* [Source material]
┏━━

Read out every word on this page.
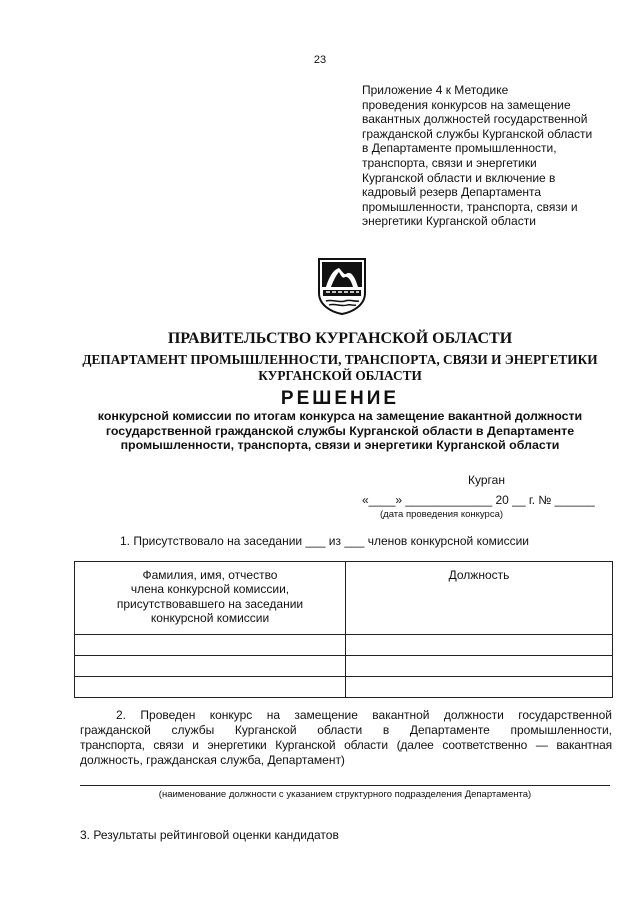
23
Приложение 4 к Методике
проведения конкурсов на замещение
вакантных должностей государственной
гражданской службы Курганской области
в Департаменте промышленности,
транспорта, связи и энергетики
Курганской области и включение в
кадровый резерв Департамента
промышленности, транспорта, связи и
энергетики Курганской области
ПРАВИТЕЛЬСТВО КУРГАНСКОЙ ОБЛАСТИ
ДЕПАРТАМЕНТ ПРОМЫШЛЕННОСТИ, ТРАНСПОРТА, СВЯЗИ И ЭНЕРГЕТИКИ
КУРГАНСКОЙ ОБЛАСТИ
РЕШЕНИЕ
конкурсной комиссии по итогам конкурса на замещение вакантной должности
государственной гражданской службы Курганской области в Департаменте
промышленности, транспорта, связи и энергетики Курганской области
Курган
«____» _____________ 20 __ г. № ______
(дата проведения конкурса)
1. Присутствовало на заседании ___ из ___ членов конкурсной комиссии
Фамилия, имя, отчество
члена конкурсной комиссии,
присутствовавшего на заседании
конкурсной комиссии	Должность

2. Проведен конкурс на замещение вакантной должности государственной
гражданской службы Курганской области в Департаменте промышленности,
транспорта, связи и энергетики Курганской области (далее соответственно — вакантная
должность, гражданская служба, Департамент)
(наименование должности с указанием структурного подразделения Департамента)
3. Результаты рейтинговой оценки кандидатов
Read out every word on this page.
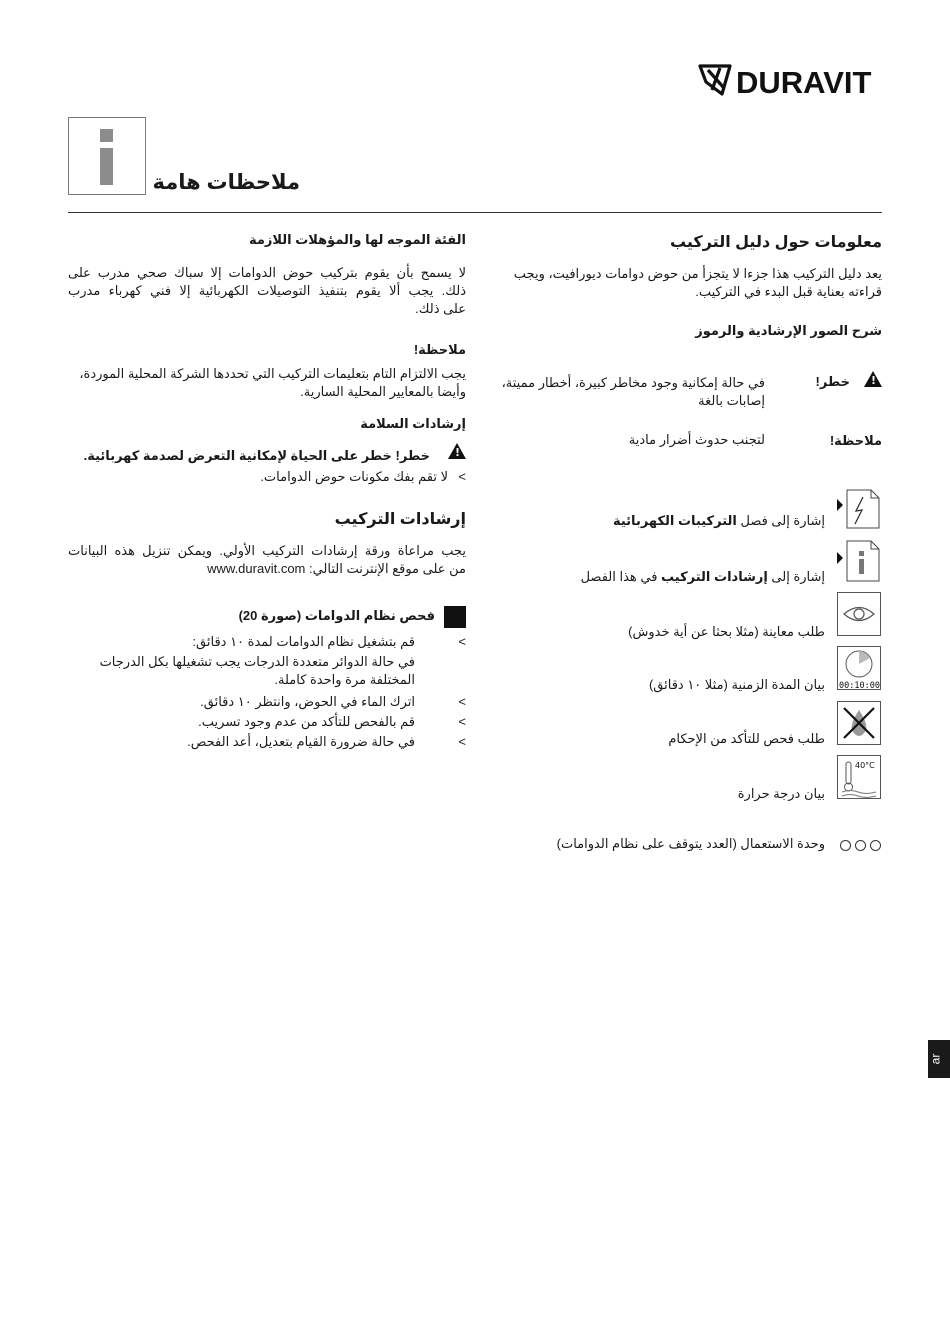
DURAVIT
ملاحظات هامة
معلومات حول دليل التركيب
يعد دليل التركيب هذا جزءا لا يتجزأ من حوض دوامات ديورافيت، ويجب
قراءته بعناية قبل البدء في التركيب.
شرح الصور الإرشادية والرموز
!
خطر!
في حالة إمكانية وجود مخاطر كبيرة، أخطار مميتة،
إصابات بالغة
ملاحظة!
لتجنب حدوث أضرار مادية
إشارة إلى فصل التركيبات الكهربائية
إشارة إلى إرشادات التركيب في هذا الفصل
طلب معاينة (مثلا بحثا عن أية خدوش)
00:10:00
بيان المدة الزمنية (مثلا ١٠ دقائق)
طلب فحص للتأكد من الإحكام
40°C
بيان درجة حرارة
وحدة الاستعمال (العدد يتوقف على نظام الدوامات)
الفئة الموجه لها والمؤهلات اللازمة
لا يسمح بأن يقوم بتركيب حوض الدوامات إلا سباك صحي مدرب على
ذلك. يجب ألا يقوم بتنفيذ التوصيلات الكهربائية إلا فني كهرباء مدرب
على ذلك.
ملاحظة!
يجب الالتزام التام بتعليمات التركيب التي تحددها الشركة المحلية الموردة،
وأيضا بالمعايير المحلية السارية.
إرشادات السلامة
!
خطر! خطر على الحياة لإمكانية التعرض لصدمة كهربائية.
>
لا تقم بفك مكونات حوض الدوامات.
إرشادات التركيب
يجب مراعاة ورقة إرشادات التركيب الأولي. ويمكن تنزيل هذه البيانات
من على موقع الإنترنت التالي: www.duravit.com
فحص نظام الدوامات (صورة 20)
>
قم بتشغيل نظام الدوامات لمدة ١٠ دقائق:
في حالة الدوائر متعددة الدرجات يجب تشغيلها بكل الدرجات
المختلفة مرة واحدة كاملة.
>
اترك الماء في الحوض، وانتظر ١٠ دقائق.
>
قم بالفحص للتأكد من عدم وجود تسريب.
>
في حالة ضرورة القيام بتعديل، أعد الفحص.
ar
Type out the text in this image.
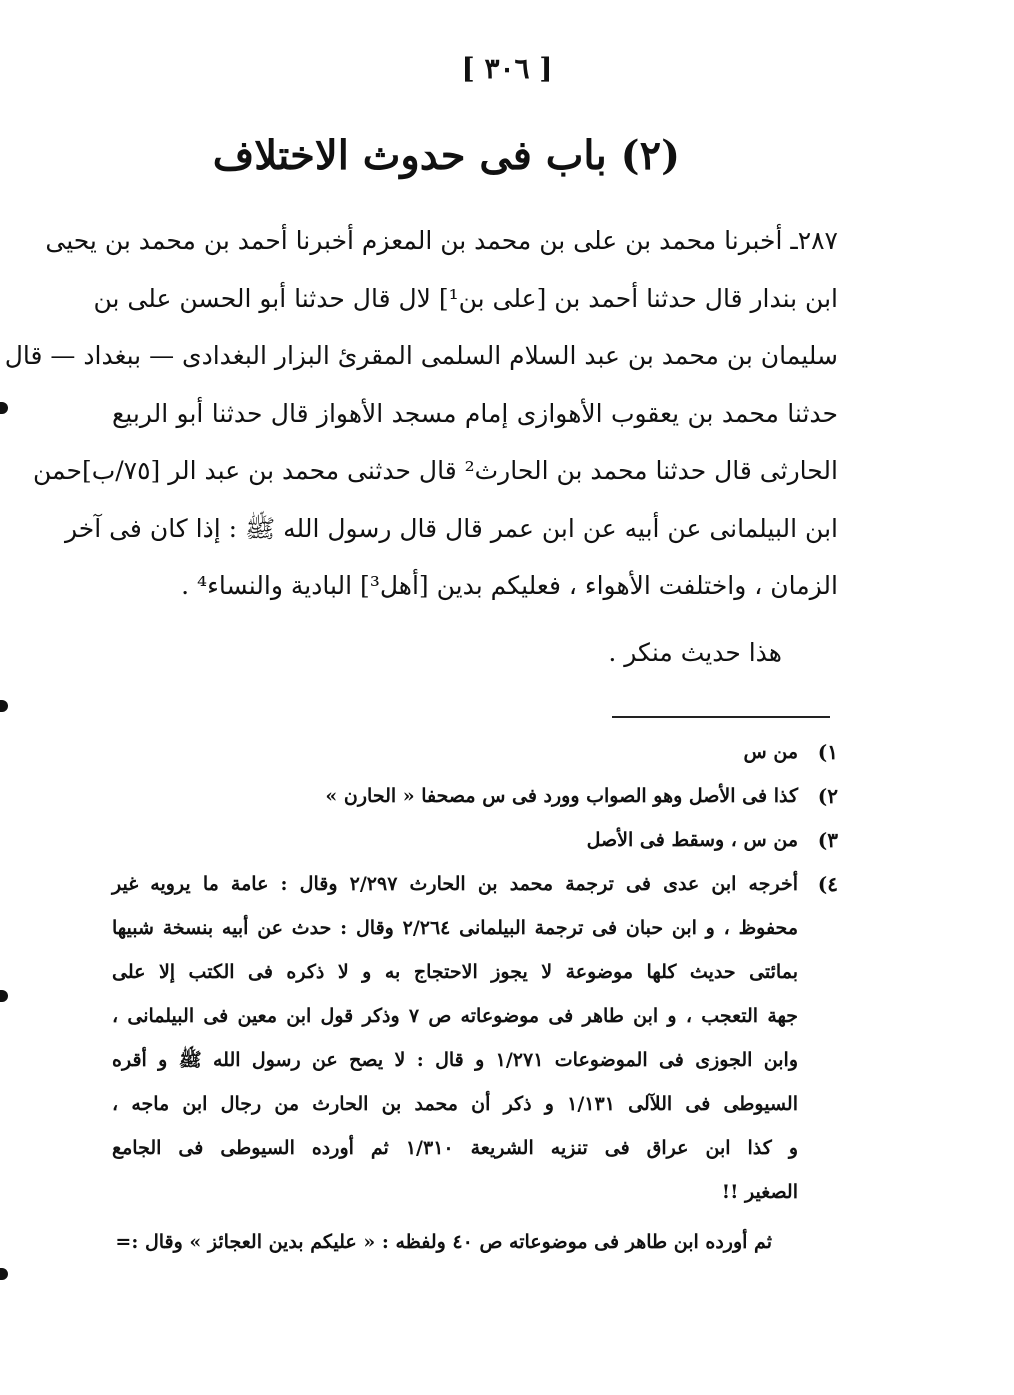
[ ٣٠٦ ]
(٢) باب فى حدوث الاختلاف
٢٨٧ـ أخبرنا محمد بن على بن محمد بن المعزم أخبرنا أحمد بن محمد بن يحيى
ابن بندار قال حدثنا أحمد بن [على بن¹] لال قال حدثنا أبو الحسن على بن
سليمان بن محمد بن عبد السلام السلمى المقرئ البزار البغدادى — ببغداد — قال
حدثنا محمد بن يعقوب الأهوازى إمام مسجد الأهواز قال حدثنا أبو الربيع
الحارثى قال حدثنا محمد بن الحارث² قال حدثنى محمد بن عبد الر [٧٥/ب]حمن
ابن البيلمانى عن أبيه عن ابن عمر قال قال رسول الله ﷺ : إذا كان فى آخر
الزمان ، واختلفت الأهواء ، فعليكم بدين [أهل³] البادية والنساء⁴ .
هذا حديث منكر .
١)
من س
٢)
كذا فى الأصل وهو الصواب وورد فى س مصحفا « الحارن »
٣)
من س ، وسقط فى الأصل
٤)
أخرجه ابن عدى فى ترجمة محمد بن الحارث ٢/٢٩٧ وقال : عامة ما يرويه غير
محفوظ ، و ابن حبان فى ترجمة البيلمانى ٢/٢٦٤ وقال : حدث عن أبيه بنسخة شبيها
بمائتى حديث كلها موضوعة لا يجوز الاحتجاج به و لا ذكره فى الكتب إلا على
جهة التعجب ، و ابن طاهر فى موضوعاته ص ٧ وذكر قول ابن معين فى البيلمانى ،
وابن الجوزى فى الموضوعات ١/٢٧١ و قال : لا يصح عن رسول الله ﷺ و أقره
السيوطى فى اللآلى ١/١٣١ و ذكر أن محمد بن الحارث من رجال ابن ماجه ،
و كذا ابن عراق فى تنزيه الشريعة ١/٣١٠ ثم أورده السيوطى فى الجامع
الصغير !!
ثم أورده ابن طاهر فى موضوعاته ص ٤٠ ولفظه : « عليكم بدين العجائز » وقال :=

┗━━

* [What you have to do] Search the records for the word "замещение", then list every line that has it.

* [Result for this task]
проведения конкурсов на замещение
конкурсной комиссии по итогам конкурса на замещение вакантной должности
2. Проведен конкурс на замещение вакантной должности государственной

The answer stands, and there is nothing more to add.